ENTRIES
--- Begin ---
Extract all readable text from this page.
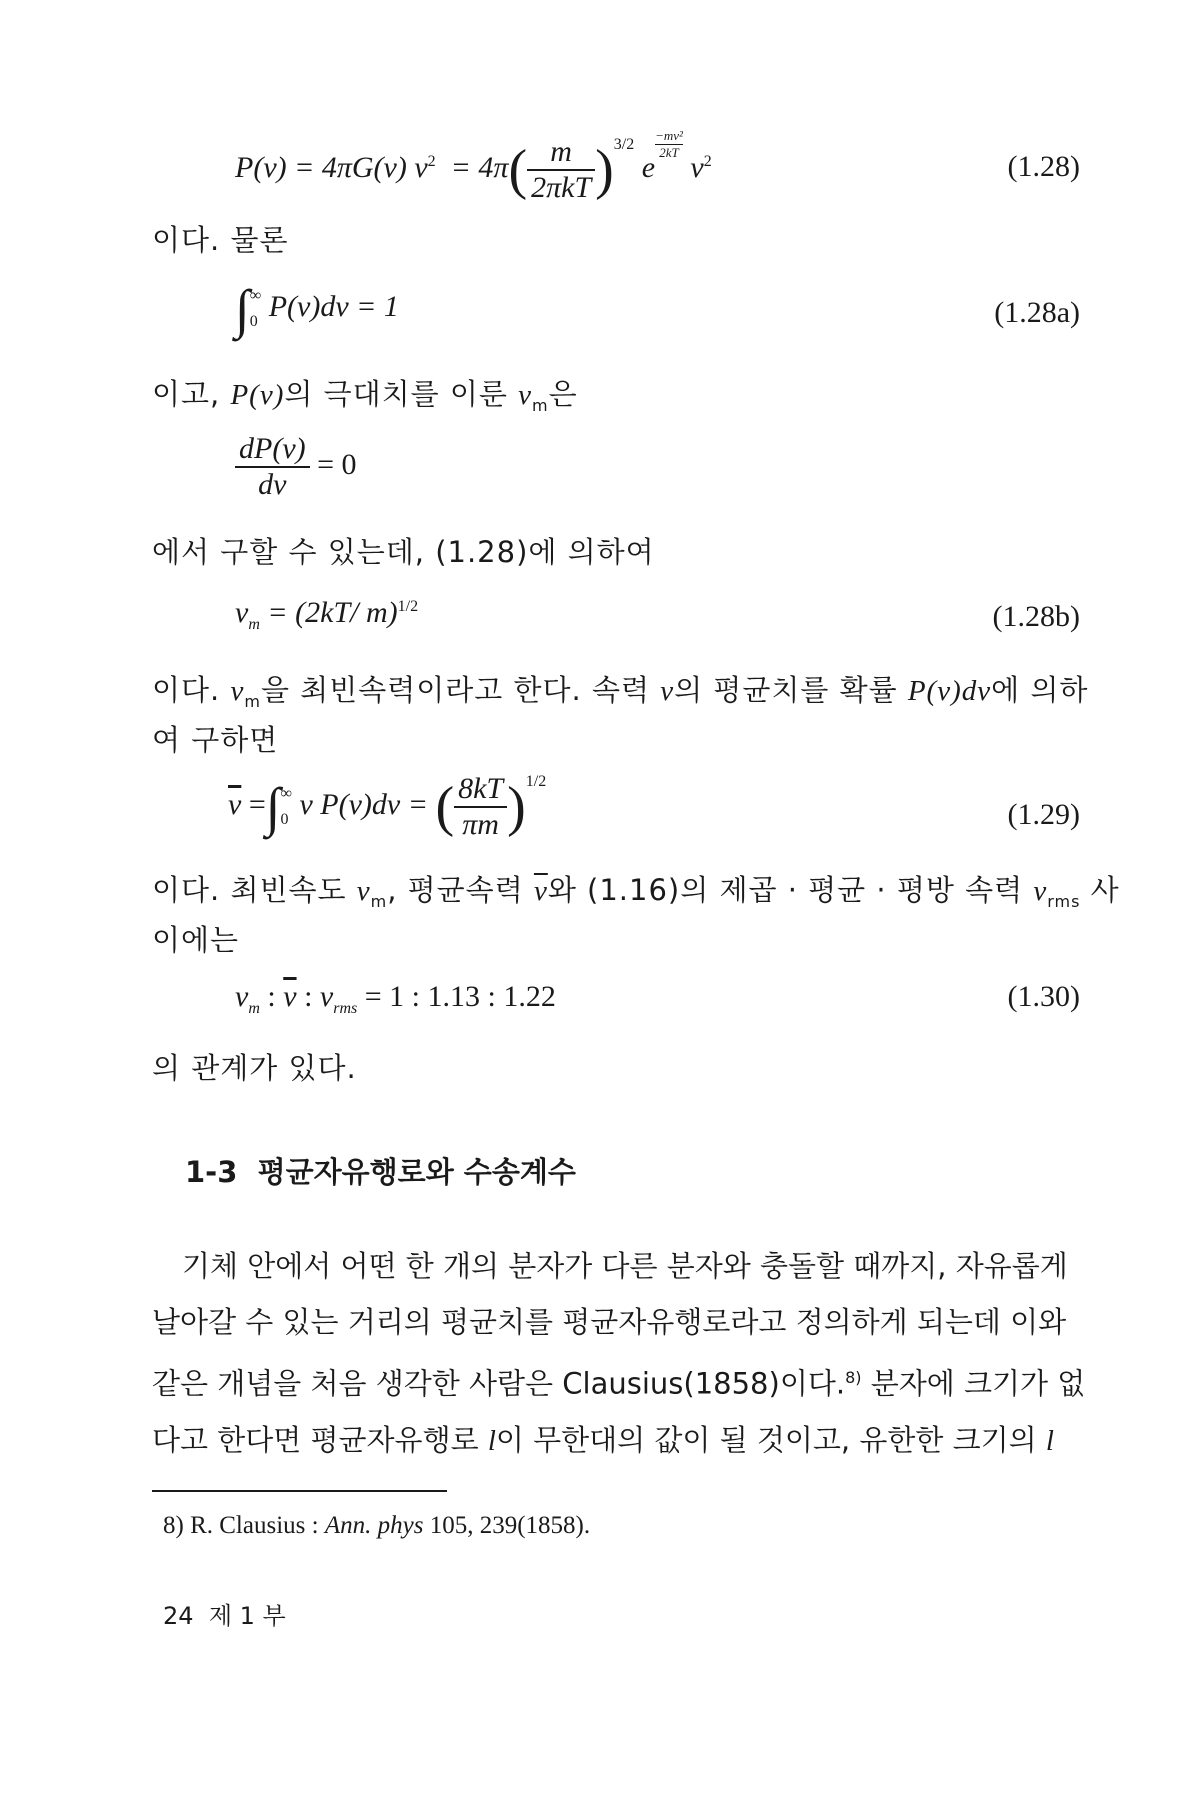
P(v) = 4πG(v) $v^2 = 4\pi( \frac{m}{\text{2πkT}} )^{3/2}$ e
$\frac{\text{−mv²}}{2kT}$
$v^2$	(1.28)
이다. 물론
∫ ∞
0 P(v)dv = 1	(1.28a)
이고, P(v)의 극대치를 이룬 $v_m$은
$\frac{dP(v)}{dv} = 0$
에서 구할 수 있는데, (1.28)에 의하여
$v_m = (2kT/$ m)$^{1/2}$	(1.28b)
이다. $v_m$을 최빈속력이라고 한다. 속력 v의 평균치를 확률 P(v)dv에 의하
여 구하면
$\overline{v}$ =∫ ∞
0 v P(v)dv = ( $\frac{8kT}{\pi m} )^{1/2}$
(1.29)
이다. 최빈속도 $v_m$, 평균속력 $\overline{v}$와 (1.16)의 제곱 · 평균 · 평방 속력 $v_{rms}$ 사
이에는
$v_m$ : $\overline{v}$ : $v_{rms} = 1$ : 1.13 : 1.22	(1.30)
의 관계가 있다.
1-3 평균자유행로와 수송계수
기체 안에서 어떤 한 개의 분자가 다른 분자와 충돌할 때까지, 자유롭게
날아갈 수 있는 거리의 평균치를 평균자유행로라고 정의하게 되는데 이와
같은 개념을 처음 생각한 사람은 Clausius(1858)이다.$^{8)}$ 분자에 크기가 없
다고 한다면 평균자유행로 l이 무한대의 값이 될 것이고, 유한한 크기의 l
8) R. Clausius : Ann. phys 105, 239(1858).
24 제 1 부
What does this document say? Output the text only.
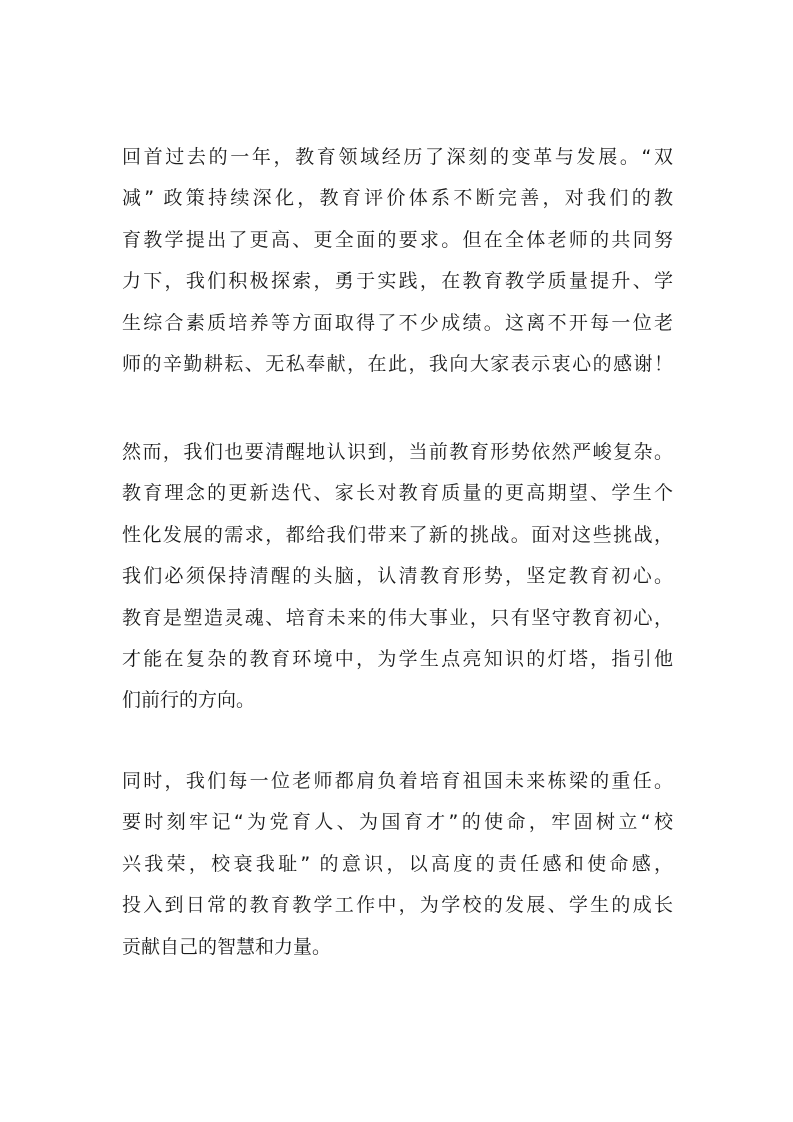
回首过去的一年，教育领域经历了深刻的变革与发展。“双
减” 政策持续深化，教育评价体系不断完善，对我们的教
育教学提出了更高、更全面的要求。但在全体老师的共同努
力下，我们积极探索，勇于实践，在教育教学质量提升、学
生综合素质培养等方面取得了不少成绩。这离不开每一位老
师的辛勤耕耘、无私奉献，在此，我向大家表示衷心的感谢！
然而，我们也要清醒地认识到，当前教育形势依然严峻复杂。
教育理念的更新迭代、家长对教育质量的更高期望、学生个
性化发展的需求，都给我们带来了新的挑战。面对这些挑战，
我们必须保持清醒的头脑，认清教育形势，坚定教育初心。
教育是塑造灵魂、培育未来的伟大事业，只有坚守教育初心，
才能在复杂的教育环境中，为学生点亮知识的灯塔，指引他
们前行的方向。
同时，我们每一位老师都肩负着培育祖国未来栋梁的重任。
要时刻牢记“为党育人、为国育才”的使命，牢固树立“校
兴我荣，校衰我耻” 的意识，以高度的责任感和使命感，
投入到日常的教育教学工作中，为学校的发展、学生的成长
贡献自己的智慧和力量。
--- End ---
EXERCISE PROMPT
Write the entries above out in full, exactly, with no images.

ANSWER TO THIS PROBLEM
Extract all readable text from this page.
P(v) = 4πG(v) $v^2 = 4\pi( \frac{m}{\text{2πkT}} )^{3/2}$ e
$\frac{\text{−mv²}}{2kT}$
$v^2$	(1.28)
이다. 물론
∫ ∞
0 P(v)dv = 1	(1.28a)
이고, P(v)의 극대치를 이룬 $v_m$은
$\frac{dP(v)}{dv} = 0$
에서 구할 수 있는데, (1.28)에 의하여
$v_m = (2kT/$ m)$^{1/2}$	(1.28b)
이다. $v_m$을 최빈속력이라고 한다. 속력 v의 평균치를 확률 P(v)dv에 의하
여 구하면
$\overline{v}$ =∫ ∞
0 v P(v)dv = ( $\frac{8kT}{\pi m} )^{1/2}$
(1.29)
이다. 최빈속도 $v_m$, 평균속력 $\overline{v}$와 (1.16)의 제곱 · 평균 · 평방 속력 $v_{rms}$ 사
이에는
$v_m$ : $\overline{v}$ : $v_{rms} = 1$ : 1.13 : 1.22	(1.30)
의 관계가 있다.
1-3 평균자유행로와 수송계수
기체 안에서 어떤 한 개의 분자가 다른 분자와 충돌할 때까지, 자유롭게
날아갈 수 있는 거리의 평균치를 평균자유행로라고 정의하게 되는데 이와
같은 개념을 처음 생각한 사람은 Clausius(1858)이다.$^{8)}$ 분자에 크기가 없
다고 한다면 평균자유행로 l이 무한대의 값이 될 것이고, 유한한 크기의 l
8) R. Clausius : Ann. phys 105, 239(1858).
24 제 1 부
What does this document say? Output the text only.
回首过去的一年，教育领域经历了深刻的变革与发展。“双
减” 政策持续深化，教育评价体系不断完善，对我们的教
育教学提出了更高、更全面的要求。但在全体老师的共同努
力下，我们积极探索，勇于实践，在教育教学质量提升、学
生综合素质培养等方面取得了不少成绩。这离不开每一位老
师的辛勤耕耘、无私奉献，在此，我向大家表示衷心的感谢！
然而，我们也要清醒地认识到，当前教育形势依然严峻复杂。
教育理念的更新迭代、家长对教育质量的更高期望、学生个
性化发展的需求，都给我们带来了新的挑战。面对这些挑战，
我们必须保持清醒的头脑，认清教育形势，坚定教育初心。
教育是塑造灵魂、培育未来的伟大事业，只有坚守教育初心，
才能在复杂的教育环境中，为学生点亮知识的灯塔，指引他
们前行的方向。
同时，我们每一位老师都肩负着培育祖国未来栋梁的重任。
要时刻牢记“为党育人、为国育才”的使命，牢固树立“校
兴我荣，校衰我耻” 的意识，以高度的责任感和使命感，
投入到日常的教育教学工作中，为学校的发展、学生的成长
贡献自己的智慧和力量。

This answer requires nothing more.